Task directions
Records follow. Select each line holding "this".

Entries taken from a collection
========================================

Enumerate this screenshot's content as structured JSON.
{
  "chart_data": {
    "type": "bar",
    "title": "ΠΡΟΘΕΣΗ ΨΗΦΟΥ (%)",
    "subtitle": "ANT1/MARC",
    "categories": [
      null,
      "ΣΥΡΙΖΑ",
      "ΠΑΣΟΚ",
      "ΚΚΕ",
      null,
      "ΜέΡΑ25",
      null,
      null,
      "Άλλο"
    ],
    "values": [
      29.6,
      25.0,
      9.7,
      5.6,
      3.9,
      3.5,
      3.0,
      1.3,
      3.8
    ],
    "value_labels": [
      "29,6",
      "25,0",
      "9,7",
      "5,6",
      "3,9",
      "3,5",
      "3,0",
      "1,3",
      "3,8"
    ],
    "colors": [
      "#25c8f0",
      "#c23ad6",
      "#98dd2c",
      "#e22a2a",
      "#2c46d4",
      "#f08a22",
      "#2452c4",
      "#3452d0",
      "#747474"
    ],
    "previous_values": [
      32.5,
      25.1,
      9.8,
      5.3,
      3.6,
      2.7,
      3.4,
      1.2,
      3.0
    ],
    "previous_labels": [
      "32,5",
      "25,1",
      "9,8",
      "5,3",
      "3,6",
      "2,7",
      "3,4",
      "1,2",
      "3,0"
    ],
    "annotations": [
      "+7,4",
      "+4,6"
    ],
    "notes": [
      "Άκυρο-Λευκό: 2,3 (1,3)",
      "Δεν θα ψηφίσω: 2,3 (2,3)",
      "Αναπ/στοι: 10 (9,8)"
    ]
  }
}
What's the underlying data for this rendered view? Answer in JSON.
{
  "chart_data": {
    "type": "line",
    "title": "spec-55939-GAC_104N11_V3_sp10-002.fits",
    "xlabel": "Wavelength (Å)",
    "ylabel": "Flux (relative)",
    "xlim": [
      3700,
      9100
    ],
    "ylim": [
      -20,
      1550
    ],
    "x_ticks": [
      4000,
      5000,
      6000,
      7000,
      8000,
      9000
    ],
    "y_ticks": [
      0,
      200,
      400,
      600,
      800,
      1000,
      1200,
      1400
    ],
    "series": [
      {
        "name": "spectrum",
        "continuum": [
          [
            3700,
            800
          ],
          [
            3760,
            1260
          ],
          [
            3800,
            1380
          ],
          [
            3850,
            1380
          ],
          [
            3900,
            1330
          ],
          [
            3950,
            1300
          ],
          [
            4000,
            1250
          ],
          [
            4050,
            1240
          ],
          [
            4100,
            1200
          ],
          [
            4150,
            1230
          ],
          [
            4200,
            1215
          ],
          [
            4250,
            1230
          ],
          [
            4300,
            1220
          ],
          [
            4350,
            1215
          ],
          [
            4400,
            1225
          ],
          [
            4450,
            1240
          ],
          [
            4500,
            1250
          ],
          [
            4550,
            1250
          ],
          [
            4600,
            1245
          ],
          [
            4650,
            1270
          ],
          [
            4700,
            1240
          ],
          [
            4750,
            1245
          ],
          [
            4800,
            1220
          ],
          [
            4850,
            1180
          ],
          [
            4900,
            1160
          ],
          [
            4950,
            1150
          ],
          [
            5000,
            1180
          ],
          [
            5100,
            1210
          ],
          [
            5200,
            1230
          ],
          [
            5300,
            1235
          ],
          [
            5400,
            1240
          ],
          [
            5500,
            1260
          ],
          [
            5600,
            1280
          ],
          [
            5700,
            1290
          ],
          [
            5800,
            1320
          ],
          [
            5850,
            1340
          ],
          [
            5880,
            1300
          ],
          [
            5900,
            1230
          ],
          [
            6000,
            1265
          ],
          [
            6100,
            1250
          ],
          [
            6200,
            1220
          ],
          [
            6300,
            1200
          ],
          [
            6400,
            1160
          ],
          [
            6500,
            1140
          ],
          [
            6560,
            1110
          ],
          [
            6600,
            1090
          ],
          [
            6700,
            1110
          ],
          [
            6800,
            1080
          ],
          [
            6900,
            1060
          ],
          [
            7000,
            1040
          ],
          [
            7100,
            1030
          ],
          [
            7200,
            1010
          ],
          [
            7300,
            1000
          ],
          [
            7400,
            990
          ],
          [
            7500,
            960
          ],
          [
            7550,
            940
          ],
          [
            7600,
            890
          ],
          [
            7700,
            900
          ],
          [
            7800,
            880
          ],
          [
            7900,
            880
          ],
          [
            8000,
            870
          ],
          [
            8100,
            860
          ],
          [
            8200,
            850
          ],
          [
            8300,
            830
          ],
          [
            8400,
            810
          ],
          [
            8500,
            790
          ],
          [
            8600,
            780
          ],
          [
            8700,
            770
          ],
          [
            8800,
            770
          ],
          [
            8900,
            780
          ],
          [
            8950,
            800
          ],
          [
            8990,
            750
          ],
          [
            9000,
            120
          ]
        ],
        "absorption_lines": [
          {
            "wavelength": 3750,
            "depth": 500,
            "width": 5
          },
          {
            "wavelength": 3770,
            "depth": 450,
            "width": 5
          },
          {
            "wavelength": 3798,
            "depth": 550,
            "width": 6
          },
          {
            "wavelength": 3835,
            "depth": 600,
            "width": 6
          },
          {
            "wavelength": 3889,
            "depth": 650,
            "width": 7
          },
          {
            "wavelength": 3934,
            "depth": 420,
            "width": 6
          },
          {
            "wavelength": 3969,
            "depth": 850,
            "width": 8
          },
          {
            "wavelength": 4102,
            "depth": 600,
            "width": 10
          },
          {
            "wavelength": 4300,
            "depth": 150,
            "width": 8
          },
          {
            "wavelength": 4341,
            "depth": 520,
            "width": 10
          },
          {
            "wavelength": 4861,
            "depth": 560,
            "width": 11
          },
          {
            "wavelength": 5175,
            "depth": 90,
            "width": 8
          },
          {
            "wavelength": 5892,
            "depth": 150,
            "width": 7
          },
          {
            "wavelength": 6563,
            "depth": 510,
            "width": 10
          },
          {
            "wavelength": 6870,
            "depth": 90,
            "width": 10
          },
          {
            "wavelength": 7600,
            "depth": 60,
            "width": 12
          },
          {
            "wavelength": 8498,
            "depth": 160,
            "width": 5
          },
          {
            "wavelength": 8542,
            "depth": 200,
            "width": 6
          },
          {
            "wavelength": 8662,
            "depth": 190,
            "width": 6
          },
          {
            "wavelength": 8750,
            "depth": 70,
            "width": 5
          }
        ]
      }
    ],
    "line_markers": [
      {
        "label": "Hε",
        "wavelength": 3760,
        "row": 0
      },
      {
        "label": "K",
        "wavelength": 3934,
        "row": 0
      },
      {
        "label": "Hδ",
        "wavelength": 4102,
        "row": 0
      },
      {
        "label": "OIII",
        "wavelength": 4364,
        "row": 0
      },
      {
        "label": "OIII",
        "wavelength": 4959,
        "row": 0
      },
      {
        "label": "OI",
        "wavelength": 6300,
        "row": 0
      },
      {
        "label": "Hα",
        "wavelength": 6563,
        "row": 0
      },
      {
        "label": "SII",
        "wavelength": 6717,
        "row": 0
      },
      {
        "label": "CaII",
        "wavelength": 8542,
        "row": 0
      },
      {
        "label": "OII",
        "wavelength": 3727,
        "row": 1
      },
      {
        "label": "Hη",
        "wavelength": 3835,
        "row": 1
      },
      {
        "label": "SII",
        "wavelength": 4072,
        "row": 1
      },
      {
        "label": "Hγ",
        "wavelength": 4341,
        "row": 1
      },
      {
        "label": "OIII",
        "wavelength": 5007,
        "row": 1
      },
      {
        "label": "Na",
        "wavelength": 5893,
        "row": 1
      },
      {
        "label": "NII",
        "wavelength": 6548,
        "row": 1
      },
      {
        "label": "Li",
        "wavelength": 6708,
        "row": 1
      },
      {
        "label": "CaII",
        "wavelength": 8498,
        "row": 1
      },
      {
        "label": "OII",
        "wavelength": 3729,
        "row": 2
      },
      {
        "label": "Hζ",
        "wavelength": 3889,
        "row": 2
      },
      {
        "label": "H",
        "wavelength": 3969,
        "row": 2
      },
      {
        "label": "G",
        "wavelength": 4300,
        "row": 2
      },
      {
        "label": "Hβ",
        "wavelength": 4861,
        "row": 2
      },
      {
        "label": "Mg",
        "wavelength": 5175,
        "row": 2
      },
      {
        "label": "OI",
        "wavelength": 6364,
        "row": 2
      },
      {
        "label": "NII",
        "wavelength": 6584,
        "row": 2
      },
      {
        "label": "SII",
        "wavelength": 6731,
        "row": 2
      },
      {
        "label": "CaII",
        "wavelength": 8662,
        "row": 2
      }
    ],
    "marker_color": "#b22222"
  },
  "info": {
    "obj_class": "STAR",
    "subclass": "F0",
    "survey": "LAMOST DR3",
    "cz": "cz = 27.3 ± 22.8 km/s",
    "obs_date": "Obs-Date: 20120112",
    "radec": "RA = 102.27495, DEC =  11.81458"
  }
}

========================================

Exercise result
Enumerate this screenshot's content as structured JSON.
What's the underlying data for this rendered view? Answer in JSON.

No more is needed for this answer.